▸ **Stated exercise**
Your task is to copy every line of the entries that contains "проблема".

▸ **Information provided**
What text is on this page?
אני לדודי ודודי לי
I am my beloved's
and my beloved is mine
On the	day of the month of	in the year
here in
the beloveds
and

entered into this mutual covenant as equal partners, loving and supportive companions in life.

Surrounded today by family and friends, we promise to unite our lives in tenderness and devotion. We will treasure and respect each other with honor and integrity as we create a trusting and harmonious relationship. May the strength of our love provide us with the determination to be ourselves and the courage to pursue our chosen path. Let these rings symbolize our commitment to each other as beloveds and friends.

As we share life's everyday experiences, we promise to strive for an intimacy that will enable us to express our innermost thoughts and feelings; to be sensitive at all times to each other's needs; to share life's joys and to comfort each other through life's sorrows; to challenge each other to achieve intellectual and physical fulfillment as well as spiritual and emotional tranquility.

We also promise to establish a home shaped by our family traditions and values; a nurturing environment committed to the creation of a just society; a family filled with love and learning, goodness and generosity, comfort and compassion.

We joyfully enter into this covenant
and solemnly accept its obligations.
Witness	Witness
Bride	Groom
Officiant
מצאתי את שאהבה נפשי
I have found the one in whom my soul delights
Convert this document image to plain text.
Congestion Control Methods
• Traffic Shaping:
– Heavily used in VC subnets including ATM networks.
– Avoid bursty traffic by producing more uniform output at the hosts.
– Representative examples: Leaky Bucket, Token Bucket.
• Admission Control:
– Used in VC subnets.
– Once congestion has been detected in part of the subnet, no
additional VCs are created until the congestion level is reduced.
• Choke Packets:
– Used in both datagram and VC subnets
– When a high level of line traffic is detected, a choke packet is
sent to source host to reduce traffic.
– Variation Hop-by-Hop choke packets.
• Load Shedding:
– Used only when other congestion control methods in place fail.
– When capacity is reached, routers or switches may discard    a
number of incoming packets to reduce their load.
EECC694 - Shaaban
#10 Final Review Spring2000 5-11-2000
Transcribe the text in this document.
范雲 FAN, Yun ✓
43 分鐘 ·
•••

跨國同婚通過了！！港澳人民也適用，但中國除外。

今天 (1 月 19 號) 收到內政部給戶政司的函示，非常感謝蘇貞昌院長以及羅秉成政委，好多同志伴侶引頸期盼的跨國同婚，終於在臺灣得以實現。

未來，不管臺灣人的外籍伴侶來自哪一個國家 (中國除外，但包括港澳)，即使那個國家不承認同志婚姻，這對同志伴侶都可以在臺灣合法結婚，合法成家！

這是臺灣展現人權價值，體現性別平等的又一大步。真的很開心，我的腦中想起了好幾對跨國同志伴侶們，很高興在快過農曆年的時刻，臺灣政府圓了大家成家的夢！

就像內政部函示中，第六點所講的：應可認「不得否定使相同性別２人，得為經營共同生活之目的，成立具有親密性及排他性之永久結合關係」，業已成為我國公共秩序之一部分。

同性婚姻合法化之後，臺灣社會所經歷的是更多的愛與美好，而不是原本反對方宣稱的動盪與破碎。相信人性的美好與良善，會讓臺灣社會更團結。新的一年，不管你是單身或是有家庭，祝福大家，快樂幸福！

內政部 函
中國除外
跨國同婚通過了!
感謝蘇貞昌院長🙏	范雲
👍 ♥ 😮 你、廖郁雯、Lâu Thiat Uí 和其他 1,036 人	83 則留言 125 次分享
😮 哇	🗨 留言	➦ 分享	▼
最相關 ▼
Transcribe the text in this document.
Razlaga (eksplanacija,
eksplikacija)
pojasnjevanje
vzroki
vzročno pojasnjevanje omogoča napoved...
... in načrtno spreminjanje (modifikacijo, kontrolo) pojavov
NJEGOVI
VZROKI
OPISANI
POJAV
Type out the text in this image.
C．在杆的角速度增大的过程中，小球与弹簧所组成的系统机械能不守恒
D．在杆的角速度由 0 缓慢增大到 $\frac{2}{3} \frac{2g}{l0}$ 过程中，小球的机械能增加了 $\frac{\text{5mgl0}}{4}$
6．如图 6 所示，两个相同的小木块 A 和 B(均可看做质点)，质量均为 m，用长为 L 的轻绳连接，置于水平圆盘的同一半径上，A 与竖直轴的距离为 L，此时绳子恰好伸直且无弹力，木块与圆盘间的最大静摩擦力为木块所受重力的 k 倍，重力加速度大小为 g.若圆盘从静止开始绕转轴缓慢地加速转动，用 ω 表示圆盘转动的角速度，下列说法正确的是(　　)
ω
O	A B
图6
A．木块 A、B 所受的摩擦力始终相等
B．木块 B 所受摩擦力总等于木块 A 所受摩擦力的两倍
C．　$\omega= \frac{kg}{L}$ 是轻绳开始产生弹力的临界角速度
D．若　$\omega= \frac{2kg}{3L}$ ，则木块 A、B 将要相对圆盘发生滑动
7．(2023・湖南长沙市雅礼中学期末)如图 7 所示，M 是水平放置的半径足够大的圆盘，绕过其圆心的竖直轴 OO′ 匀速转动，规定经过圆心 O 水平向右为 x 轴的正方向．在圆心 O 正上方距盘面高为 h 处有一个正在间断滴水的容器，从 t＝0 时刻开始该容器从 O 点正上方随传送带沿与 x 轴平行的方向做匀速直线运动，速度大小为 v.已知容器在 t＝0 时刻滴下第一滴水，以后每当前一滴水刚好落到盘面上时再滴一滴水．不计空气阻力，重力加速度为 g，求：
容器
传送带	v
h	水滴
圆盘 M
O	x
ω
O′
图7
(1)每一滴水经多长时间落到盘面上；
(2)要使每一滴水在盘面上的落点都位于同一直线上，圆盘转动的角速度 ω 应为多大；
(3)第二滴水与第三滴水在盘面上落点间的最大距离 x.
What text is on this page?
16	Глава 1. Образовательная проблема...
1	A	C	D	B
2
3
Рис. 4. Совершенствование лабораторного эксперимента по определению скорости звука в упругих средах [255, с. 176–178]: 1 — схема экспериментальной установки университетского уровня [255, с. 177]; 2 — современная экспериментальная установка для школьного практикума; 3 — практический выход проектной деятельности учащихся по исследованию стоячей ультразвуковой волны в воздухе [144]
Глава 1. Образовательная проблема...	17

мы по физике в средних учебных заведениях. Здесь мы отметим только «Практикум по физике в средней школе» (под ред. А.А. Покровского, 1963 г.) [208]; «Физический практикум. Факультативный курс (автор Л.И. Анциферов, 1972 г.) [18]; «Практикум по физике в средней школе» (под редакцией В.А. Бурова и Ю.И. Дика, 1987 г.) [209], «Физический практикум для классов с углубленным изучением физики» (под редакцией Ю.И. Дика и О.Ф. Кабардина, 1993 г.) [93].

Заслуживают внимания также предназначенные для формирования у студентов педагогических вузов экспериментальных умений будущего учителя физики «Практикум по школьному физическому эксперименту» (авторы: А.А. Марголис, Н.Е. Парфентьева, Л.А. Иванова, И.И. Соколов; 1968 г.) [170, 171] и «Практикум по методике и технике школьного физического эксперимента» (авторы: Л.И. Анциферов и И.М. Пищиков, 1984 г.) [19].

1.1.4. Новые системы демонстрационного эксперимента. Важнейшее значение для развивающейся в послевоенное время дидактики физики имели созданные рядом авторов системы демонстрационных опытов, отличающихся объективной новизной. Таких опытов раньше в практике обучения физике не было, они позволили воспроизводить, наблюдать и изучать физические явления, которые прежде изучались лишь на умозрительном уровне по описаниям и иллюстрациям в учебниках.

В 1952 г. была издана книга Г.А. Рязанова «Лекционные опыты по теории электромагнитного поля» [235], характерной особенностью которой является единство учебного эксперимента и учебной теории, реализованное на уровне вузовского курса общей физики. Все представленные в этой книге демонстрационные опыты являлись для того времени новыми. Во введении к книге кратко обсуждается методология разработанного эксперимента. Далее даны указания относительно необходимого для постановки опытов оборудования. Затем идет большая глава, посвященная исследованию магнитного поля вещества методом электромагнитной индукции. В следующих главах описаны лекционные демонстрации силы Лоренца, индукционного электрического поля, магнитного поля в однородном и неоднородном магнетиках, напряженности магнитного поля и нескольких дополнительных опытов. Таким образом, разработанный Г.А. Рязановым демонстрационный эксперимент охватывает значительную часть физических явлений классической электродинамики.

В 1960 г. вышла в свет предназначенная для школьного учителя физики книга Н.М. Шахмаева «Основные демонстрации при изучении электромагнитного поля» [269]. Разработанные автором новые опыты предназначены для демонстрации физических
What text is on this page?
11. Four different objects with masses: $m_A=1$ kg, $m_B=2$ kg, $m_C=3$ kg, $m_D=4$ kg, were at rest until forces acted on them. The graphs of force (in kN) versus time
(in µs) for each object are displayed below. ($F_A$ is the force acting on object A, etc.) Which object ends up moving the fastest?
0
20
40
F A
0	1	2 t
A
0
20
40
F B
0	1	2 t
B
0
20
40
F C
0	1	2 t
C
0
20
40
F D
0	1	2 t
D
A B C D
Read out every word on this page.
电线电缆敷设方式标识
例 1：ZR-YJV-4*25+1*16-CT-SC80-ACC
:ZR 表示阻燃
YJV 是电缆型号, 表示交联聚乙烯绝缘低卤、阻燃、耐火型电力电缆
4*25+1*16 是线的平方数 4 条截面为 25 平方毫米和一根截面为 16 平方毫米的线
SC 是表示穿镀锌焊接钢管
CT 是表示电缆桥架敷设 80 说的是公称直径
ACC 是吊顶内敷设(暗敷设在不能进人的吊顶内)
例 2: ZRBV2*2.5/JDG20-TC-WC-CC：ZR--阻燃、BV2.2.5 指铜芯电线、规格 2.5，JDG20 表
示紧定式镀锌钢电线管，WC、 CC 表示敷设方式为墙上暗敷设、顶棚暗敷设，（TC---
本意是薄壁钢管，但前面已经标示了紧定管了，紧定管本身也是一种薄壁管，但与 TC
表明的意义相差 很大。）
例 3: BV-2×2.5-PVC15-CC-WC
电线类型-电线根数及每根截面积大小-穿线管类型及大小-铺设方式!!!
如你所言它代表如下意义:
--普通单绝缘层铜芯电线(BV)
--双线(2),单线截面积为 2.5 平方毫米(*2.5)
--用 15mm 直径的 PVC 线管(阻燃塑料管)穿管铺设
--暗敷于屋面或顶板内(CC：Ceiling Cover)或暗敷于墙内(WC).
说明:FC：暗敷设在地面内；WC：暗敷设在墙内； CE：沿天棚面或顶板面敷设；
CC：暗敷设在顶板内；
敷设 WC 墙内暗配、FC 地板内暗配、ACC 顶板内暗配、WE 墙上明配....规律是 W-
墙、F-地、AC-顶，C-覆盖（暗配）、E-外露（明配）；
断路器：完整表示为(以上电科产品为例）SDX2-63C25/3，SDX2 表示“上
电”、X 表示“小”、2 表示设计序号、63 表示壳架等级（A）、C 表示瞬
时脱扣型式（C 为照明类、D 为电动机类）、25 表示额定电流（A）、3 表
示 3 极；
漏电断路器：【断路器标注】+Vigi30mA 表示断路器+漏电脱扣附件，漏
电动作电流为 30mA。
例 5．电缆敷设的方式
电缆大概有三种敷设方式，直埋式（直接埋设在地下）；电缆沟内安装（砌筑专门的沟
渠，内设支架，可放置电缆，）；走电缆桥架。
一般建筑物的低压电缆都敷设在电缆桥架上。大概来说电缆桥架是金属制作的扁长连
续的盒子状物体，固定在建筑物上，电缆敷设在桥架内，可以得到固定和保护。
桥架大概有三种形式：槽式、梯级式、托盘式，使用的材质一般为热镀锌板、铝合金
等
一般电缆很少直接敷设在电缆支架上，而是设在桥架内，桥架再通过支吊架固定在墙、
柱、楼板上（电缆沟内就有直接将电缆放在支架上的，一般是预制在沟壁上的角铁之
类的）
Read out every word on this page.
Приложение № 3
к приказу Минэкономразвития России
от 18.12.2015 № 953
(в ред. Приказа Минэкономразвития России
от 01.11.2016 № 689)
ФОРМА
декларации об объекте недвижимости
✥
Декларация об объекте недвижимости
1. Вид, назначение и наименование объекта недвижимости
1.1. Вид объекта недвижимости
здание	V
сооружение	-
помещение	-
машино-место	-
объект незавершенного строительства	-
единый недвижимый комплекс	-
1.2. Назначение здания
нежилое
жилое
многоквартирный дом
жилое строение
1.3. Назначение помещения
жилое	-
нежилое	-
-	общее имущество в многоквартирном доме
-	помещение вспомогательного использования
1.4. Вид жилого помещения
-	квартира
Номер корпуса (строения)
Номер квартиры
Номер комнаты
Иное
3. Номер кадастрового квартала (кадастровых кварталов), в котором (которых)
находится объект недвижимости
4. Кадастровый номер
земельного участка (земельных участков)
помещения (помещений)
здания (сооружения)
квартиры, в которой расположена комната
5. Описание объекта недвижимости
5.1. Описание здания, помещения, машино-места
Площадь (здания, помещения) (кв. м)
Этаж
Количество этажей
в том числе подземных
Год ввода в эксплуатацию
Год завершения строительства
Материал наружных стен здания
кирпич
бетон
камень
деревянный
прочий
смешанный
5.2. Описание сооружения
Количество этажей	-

▸ **Answer in full**
16	Глава 1. Образовательная проблема...
Глава 1. Образовательная проблема...	17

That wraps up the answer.